• _Quoted text_:
Re: Confidence Scoring Weirdness from Robert Stewart on 2007-11-01 (www-voice@w3.org from October to December 2007)

From: Robert Stewart <robert@wombatnation.com>
Date: Thu, 1 Nov 2007 12:06:18 -0700 (PDT)
To: "Shane Smith" <safarishane@gmail.com>
Cc: www-voice@w3.org
Message-ID: <21419.64.2.18.241.1193943978.squirrel@webmail.wombatnation.com>
Sorry if I wasn't clear in my explanation, but I didn't mean to imply that
the ASR in question changed scores based on maxnbest. Actually, I meant to
imply the opposite. I'm not aware of any ASRs that change scores based on
maxnbest.

Looking back through the VXML 2.0 spec section that covers the confidence
level for the name field element, I found the following definition:

*********
The confidence level for the name field and may range from 0.0-1.0. A
value of 0.0 indicates minimum confidence, and a value of 1.0 indicates
maximum confidence.

A platform may use the utterance confidence (the value of
application.lastresult$.confidence) as the value of name$.confidence. This
distinction between field and utterance level confidence is
platform-dependent.

More specific interpretation of a confidence value is platform-dependent
since its computation is likely to differ between platforms.
*********

The definition for application.lastresult$[i].confidence has similar wording.

I'm with you on the value of understanding the confidence of the top
recognition result versus other possible matches. It's just that I have
found that it is a lot more flexible for me to work with the raw scores to
determine how I want to handle the recognition results.

I searched the VXML 2.0 spec for the word "percentage", but didn't find it
anywhere. Is there somewhere else on the w3c site that implies that
confidence scores can be interpreted as percentages? I haven't looked at
the examples in a long time, so I could easily be missing something.

One area where I would have a problem with the confidence score
representing the likelihood of an interpretation being the correct one is
the case where I have a large grammar where a lot of entries are similar.
The ASR might find several entries that are very good matches. Let's say I
have four very good matches and a few not so good matches. The likelihood
that the highest confidence match is the correct one then might be not
much more than 25%. I would then have had to set my min confidence level
very low to get this result. I definitely would not want to no match on
the recognition, since the reason for the likelihood of the top utterance
being the correct one is not due to an unclear utterance but due to very
similar grammar entries.

Robert

> Good information Robert, but let me clarify...

• _Aim 1_:
Answer these questions about the message on confidence scoring:
(a) What word did the writer search the VXML 2.0 spec for without finding it?
(b) According to the quoted definition, what range may the confidence level for the name field take?
(c) In the writer's large-grammar example, how many very good matches are supposed?

• _Data records_:
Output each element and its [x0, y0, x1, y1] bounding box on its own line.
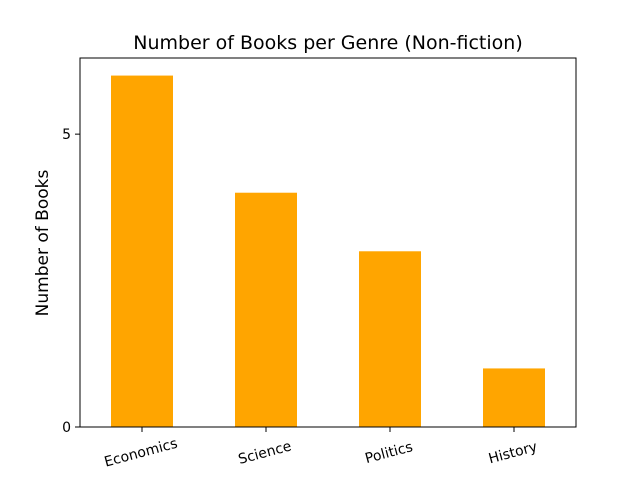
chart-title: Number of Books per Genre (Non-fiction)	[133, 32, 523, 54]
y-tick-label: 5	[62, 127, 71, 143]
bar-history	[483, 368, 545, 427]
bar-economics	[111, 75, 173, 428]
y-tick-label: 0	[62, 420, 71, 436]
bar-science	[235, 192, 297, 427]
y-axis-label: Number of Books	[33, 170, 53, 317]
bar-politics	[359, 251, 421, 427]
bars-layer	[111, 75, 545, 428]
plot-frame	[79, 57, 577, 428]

--

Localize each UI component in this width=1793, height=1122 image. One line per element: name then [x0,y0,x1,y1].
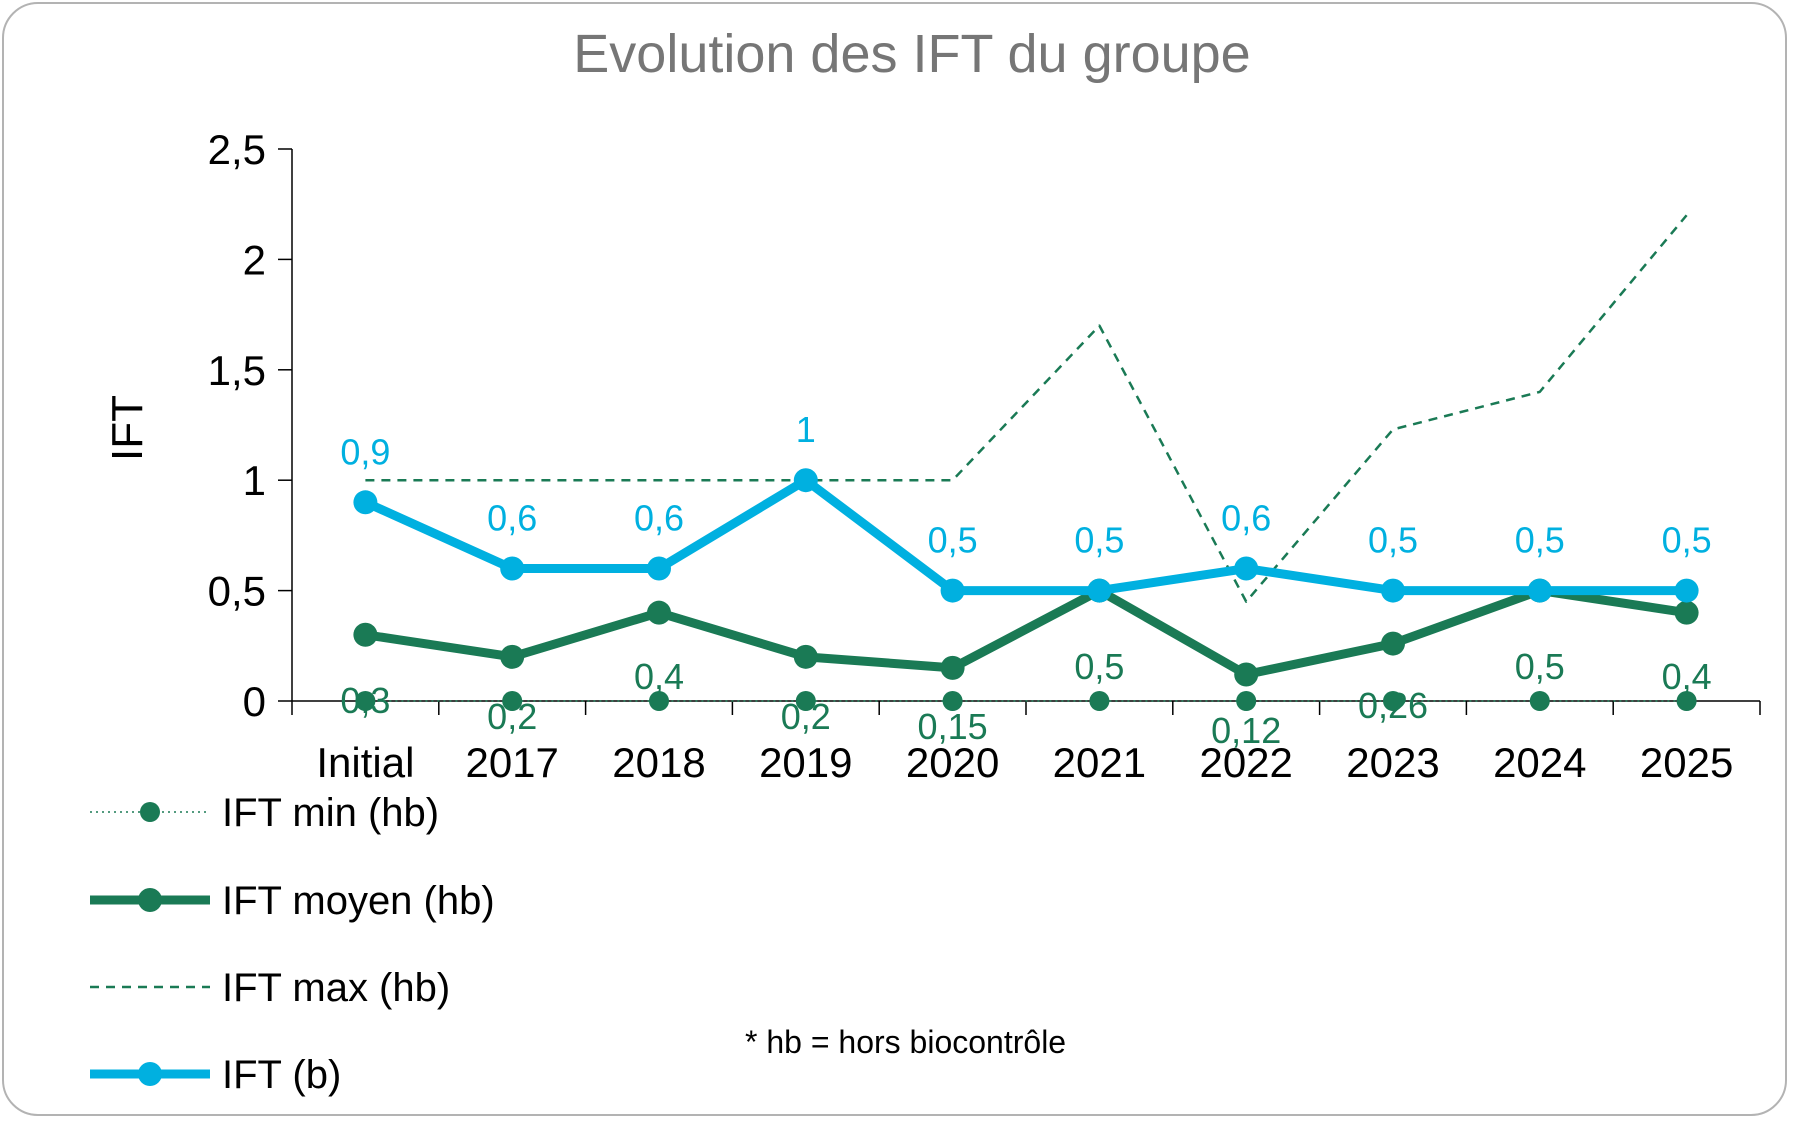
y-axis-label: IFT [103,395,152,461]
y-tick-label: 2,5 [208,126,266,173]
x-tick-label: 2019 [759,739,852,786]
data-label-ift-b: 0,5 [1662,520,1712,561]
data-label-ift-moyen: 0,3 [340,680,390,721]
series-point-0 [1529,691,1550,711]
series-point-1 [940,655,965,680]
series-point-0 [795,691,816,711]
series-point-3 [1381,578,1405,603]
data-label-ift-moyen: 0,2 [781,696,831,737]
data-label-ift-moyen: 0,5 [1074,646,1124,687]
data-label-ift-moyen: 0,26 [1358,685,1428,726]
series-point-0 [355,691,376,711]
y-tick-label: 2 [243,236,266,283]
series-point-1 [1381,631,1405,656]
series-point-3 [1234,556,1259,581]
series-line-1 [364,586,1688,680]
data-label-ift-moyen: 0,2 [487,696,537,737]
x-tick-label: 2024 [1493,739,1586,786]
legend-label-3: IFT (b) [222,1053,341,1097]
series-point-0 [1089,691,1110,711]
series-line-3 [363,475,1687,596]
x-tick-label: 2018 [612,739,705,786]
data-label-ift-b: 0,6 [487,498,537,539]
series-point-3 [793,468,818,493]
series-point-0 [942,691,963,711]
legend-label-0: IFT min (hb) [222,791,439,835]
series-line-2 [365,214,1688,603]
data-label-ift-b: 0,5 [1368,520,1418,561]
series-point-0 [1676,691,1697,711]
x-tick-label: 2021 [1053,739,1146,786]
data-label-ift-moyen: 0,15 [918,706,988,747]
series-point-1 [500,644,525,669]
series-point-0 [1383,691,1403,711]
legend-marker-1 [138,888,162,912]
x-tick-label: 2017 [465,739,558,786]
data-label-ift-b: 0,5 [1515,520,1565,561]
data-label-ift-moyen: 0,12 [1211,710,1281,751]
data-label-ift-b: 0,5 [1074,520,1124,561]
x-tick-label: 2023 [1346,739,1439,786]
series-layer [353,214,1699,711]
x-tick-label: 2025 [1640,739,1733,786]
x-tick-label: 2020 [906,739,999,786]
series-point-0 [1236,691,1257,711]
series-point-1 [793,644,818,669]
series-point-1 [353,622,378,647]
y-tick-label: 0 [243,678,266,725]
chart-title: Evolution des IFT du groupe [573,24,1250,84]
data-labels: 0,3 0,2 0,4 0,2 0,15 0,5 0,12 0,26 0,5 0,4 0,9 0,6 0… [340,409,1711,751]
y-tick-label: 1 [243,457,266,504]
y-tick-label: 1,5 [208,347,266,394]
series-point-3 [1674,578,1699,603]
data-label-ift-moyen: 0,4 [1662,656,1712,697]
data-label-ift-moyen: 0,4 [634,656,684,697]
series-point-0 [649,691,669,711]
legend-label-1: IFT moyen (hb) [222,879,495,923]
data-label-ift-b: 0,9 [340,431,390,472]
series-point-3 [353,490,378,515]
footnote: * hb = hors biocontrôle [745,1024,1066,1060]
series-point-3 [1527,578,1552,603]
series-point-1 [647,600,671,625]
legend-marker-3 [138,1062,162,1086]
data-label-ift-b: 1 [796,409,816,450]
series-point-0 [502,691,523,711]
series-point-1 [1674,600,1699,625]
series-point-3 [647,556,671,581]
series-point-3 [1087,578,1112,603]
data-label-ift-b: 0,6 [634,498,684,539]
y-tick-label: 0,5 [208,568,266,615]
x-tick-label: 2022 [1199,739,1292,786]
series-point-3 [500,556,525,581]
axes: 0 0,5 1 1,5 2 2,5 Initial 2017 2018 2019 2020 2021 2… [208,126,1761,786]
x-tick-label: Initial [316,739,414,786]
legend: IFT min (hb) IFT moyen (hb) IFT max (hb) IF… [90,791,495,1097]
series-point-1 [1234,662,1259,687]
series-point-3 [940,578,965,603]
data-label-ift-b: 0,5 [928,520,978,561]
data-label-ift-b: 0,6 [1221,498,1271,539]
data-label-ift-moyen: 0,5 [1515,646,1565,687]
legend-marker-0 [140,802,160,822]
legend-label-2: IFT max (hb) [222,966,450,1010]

• _Aim 2_: In the records, rewrite the lines starting at the one containing "Localize each UI" and ending at the one containing "series-point-0 [1529,691,1550,711]", with "x-tick-label" replaced by "x-axis-tick" and all else unchanged. Leave the picture out of your answer.

• _Response 1_:
(a) "percentage"
(b) 0.0-1.0
(c) Four

• _Response 2_:
Localize each UI component in this width=1793, height=1122 image. One line per element: name then [x0,y0,x1,y1].
y-axis-label: IFT [103,395,152,461]
y-tick-label: 2,5 [208,126,266,173]
x-axis-tick: 2019 [759,739,852,786]
data-label-ift-b: 0,5 [1662,520,1712,561]
data-label-ift-moyen: 0,3 [340,680,390,721]
series-point-0 [1529,691,1550,711]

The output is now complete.